▸ **Set task**: Count how many lines of the material hold "streamlines". Respond with that number alone.

[Data entries]
• • • • • • •

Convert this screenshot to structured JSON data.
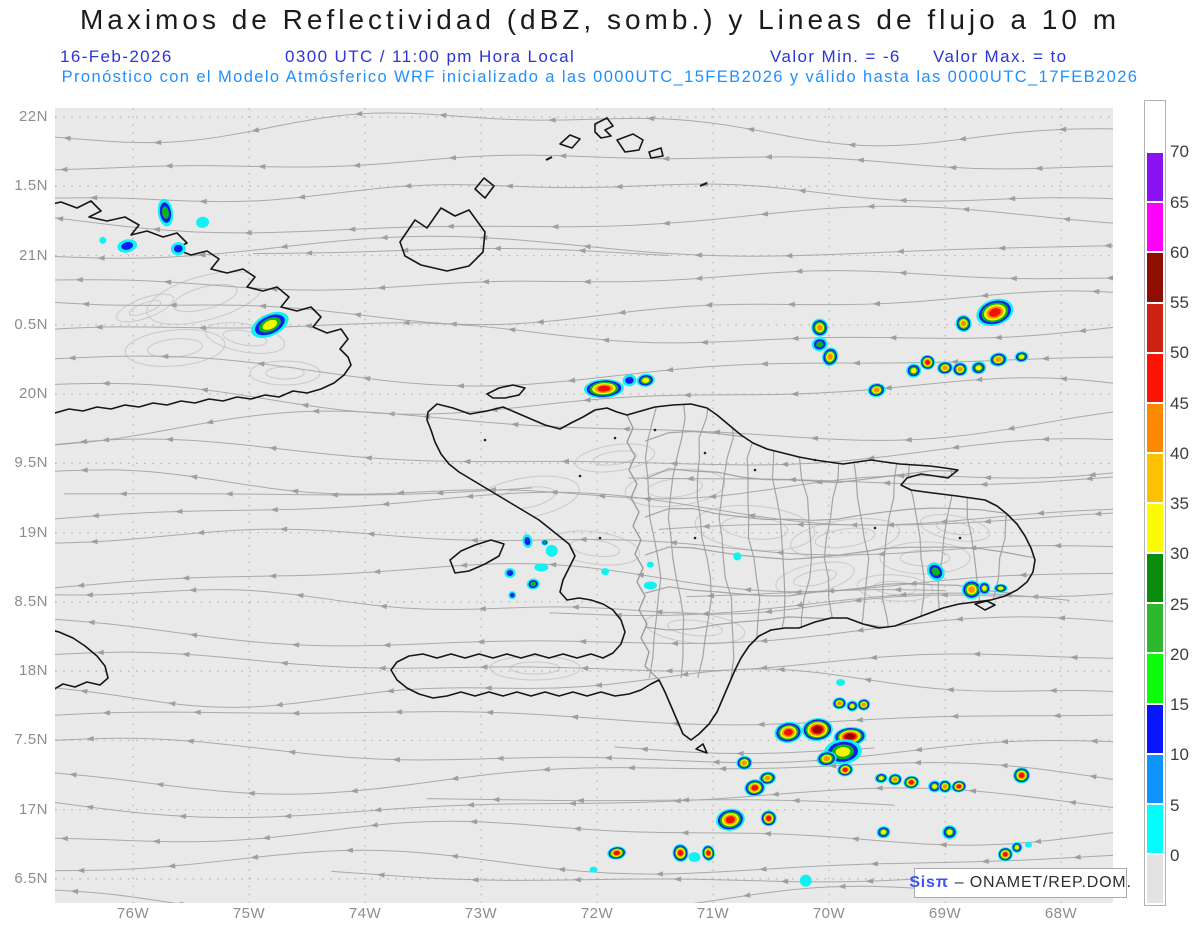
{
  "header": {
    "title": "Maximos de Reflectividad (dBZ, somb.) y Lineas de flujo a 10 m",
    "issued_date": "16-Feb-2026",
    "valid_time": "0300 UTC / 11:00 pm Hora Local",
    "valor_min": "Valor Min. = -6",
    "valor_max": "Valor Max. = to",
    "model_line": "Pronóstico con el Modelo Atmósferico WRF inicializado a las 0000UTC_15FEB2026 y válido hasta las  0000UTC_17FEB2026"
  },
  "watermark": {
    "brand": "Sisπ",
    "rest": "– ONAMET/REP.DOM."
  },
  "axes": {
    "lat_labels": [
      "22N",
      "1.5N",
      "21N",
      "0.5N",
      "20N",
      "9.5N",
      "19N",
      "8.5N",
      "18N",
      "7.5N",
      "17N",
      "6.5N"
    ],
    "lon_labels": [
      "76W",
      "75W",
      "74W",
      "73W",
      "72W",
      "71W",
      "70W",
      "69W",
      "68W"
    ]
  },
  "colorbar": {
    "tick_labels": [
      "70",
      "65",
      "60",
      "55",
      "50",
      "45",
      "40",
      "35",
      "30",
      "25",
      "20",
      "15",
      "10",
      "5",
      "0"
    ],
    "cell_colors_top_to_bottom": [
      "#ffffff",
      "#8a12f0",
      "#fb02fb",
      "#8f0d02",
      "#cc2211",
      "#fb1403",
      "#fc8802",
      "#fcc102",
      "#fbfb08",
      "#0b8c0b",
      "#2eb82e",
      "#0cfb0c",
      "#0816fb",
      "#0f94fb",
      "#06fbfb",
      "#e3e3e3"
    ]
  },
  "chart_data": {
    "type": "heatmap",
    "subtype": "weather-map-reflectivity-with-streamlines",
    "title": "Maximos de Reflectividad (dBZ, somb.) y Lineas de flujo a 10 m",
    "variable": "Maximum reflectivity (dBZ, shaded)",
    "overlay": "10 m wind streamlines (gray, flowing east to west)",
    "model": "WRF",
    "valid": "16-Feb-2026 0300 UTC / 11:00 pm Hora Local",
    "value_min": -6,
    "region": {
      "lon_min": -76.67,
      "lon_max": -67.39,
      "lat_min": 16.33,
      "lat_max": 22.06
    },
    "levels_dbz": [
      0,
      5,
      10,
      15,
      20,
      25,
      30,
      35,
      40,
      45,
      50,
      55,
      60,
      65,
      70
    ],
    "ring_levels": [
      {
        "dbz": 0,
        "color": "#10f2f2"
      },
      {
        "dbz": 10,
        "color": "#0a1ef0"
      },
      {
        "dbz": 20,
        "color": "#09b41e"
      },
      {
        "dbz": 30,
        "color": "#f6f600"
      },
      {
        "dbz": 40,
        "color": "#fb9100"
      },
      {
        "dbz": 45,
        "color": "#f50f00"
      },
      {
        "dbz": 55,
        "color": "#9b0000"
      }
    ],
    "storm_cell_schema": [
      "lon",
      "lat",
      "width_px",
      "height_px",
      "max_dbz",
      "rotation_deg"
    ],
    "storm_cells": [
      [
        -75.72,
        21.31,
        15,
        28,
        20,
        -8
      ],
      [
        -75.4,
        21.24,
        13,
        11,
        0,
        -8
      ],
      [
        -76.26,
        21.11,
        7,
        7,
        0,
        0
      ],
      [
        -76.05,
        21.07,
        20,
        13,
        10,
        -12
      ],
      [
        -75.61,
        21.05,
        15,
        13,
        10,
        -8
      ],
      [
        -74.82,
        20.5,
        40,
        22,
        35,
        -25
      ],
      [
        -71.94,
        20.04,
        40,
        19,
        50,
        -3
      ],
      [
        -71.72,
        20.1,
        14,
        12,
        10,
        -8
      ],
      [
        -71.58,
        20.1,
        18,
        13,
        35,
        -8
      ],
      [
        -68.57,
        20.59,
        38,
        26,
        50,
        -18
      ],
      [
        -68.84,
        20.51,
        16,
        17,
        40,
        -8
      ],
      [
        -69.59,
        20.03,
        18,
        14,
        40,
        -8
      ],
      [
        -69.27,
        20.17,
        15,
        14,
        35,
        -8
      ],
      [
        -69.15,
        20.23,
        15,
        15,
        50,
        -8
      ],
      [
        -69.0,
        20.19,
        16,
        13,
        40,
        -8
      ],
      [
        -68.87,
        20.18,
        15,
        14,
        40,
        -8
      ],
      [
        -68.71,
        20.19,
        15,
        13,
        35,
        -8
      ],
      [
        -68.54,
        20.25,
        18,
        14,
        40,
        -8
      ],
      [
        -68.34,
        20.27,
        14,
        11,
        35,
        -8
      ],
      [
        -70.08,
        20.48,
        17,
        18,
        40,
        -8
      ],
      [
        -70.08,
        20.36,
        16,
        14,
        25,
        -8
      ],
      [
        -69.99,
        20.27,
        16,
        19,
        40,
        15
      ],
      [
        -72.6,
        18.94,
        10,
        14,
        15,
        -8
      ],
      [
        -72.45,
        18.93,
        7,
        6,
        20,
        0
      ],
      [
        -72.39,
        18.87,
        12,
        12,
        0,
        0
      ],
      [
        -72.48,
        18.75,
        14,
        8,
        0,
        0
      ],
      [
        -72.75,
        18.71,
        11,
        10,
        10,
        -8
      ],
      [
        -72.55,
        18.63,
        13,
        11,
        25,
        -8
      ],
      [
        -72.73,
        18.55,
        8,
        8,
        10,
        0
      ],
      [
        -71.93,
        18.72,
        8,
        7,
        0,
        0
      ],
      [
        -71.54,
        18.77,
        7,
        6,
        0,
        0
      ],
      [
        -71.54,
        18.62,
        13,
        8,
        0,
        0
      ],
      [
        -70.79,
        18.83,
        8,
        8,
        0,
        0
      ],
      [
        -69.08,
        18.72,
        16,
        20,
        25,
        -40
      ],
      [
        -68.77,
        18.59,
        20,
        19,
        40,
        -8
      ],
      [
        -68.66,
        18.6,
        12,
        13,
        30,
        -8
      ],
      [
        -68.52,
        18.6,
        14,
        9,
        30,
        0
      ],
      [
        -69.91,
        17.77,
        14,
        12,
        40,
        -8
      ],
      [
        -69.8,
        17.75,
        12,
        11,
        35,
        -8
      ],
      [
        -69.7,
        17.76,
        13,
        12,
        40,
        -8
      ],
      [
        -70.35,
        17.56,
        28,
        21,
        50,
        -8
      ],
      [
        -70.1,
        17.58,
        31,
        23,
        60,
        -5
      ],
      [
        -69.82,
        17.53,
        33,
        19,
        55,
        -5
      ],
      [
        -69.88,
        17.42,
        38,
        25,
        35,
        -5
      ],
      [
        -70.02,
        17.37,
        20,
        15,
        40,
        -8
      ],
      [
        -69.86,
        17.29,
        16,
        13,
        45,
        -8
      ],
      [
        -70.73,
        17.34,
        16,
        14,
        40,
        -8
      ],
      [
        -70.53,
        17.23,
        17,
        13,
        40,
        -8
      ],
      [
        -70.64,
        17.16,
        21,
        17,
        50,
        -8
      ],
      [
        -69.55,
        17.23,
        13,
        10,
        30,
        -8
      ],
      [
        -69.43,
        17.22,
        14,
        12,
        40,
        -8
      ],
      [
        -69.29,
        17.2,
        16,
        13,
        50,
        -8
      ],
      [
        -69.09,
        17.17,
        13,
        12,
        35,
        -8
      ],
      [
        -69.0,
        17.17,
        13,
        13,
        40,
        -8
      ],
      [
        -68.88,
        17.17,
        15,
        12,
        50,
        -8
      ],
      [
        -68.34,
        17.25,
        17,
        16,
        50,
        -8
      ],
      [
        -68.96,
        16.84,
        15,
        14,
        35,
        -8
      ],
      [
        -68.48,
        16.68,
        15,
        14,
        45,
        -8
      ],
      [
        -68.38,
        16.73,
        11,
        11,
        30,
        0
      ],
      [
        -68.28,
        16.75,
        7,
        6,
        0,
        0
      ],
      [
        -70.85,
        16.93,
        29,
        22,
        50,
        -10
      ],
      [
        -70.52,
        16.94,
        16,
        16,
        50,
        -8
      ],
      [
        -71.83,
        16.69,
        19,
        13,
        45,
        -8
      ],
      [
        -71.28,
        16.69,
        16,
        18,
        45,
        -8
      ],
      [
        -71.16,
        16.66,
        12,
        10,
        0,
        0
      ],
      [
        -71.04,
        16.69,
        13,
        16,
        45,
        -8
      ],
      [
        -70.2,
        16.49,
        12,
        12,
        0,
        0
      ],
      [
        -69.53,
        16.84,
        14,
        12,
        35,
        -8
      ],
      [
        -69.9,
        17.92,
        9,
        7,
        5,
        0
      ],
      [
        -72.03,
        16.57,
        8,
        6,
        0,
        0
      ]
    ],
    "layout_hints": {
      "background_color": "#e9e9e9",
      "streamline_color": "#a9a9a9",
      "arrow_color": "#9c9c9c",
      "coast_color": "#161616",
      "province_color": "#9c9c9c",
      "terrain_line_color": "#c9c9c9",
      "grid_dot_color": "#b6b6b6",
      "legend_position": "right",
      "grid": "dotted, 0.5 deg lat / 1 deg lon"
    }
  }
}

• • • • • • •

▸ **Solution for this problem**: 2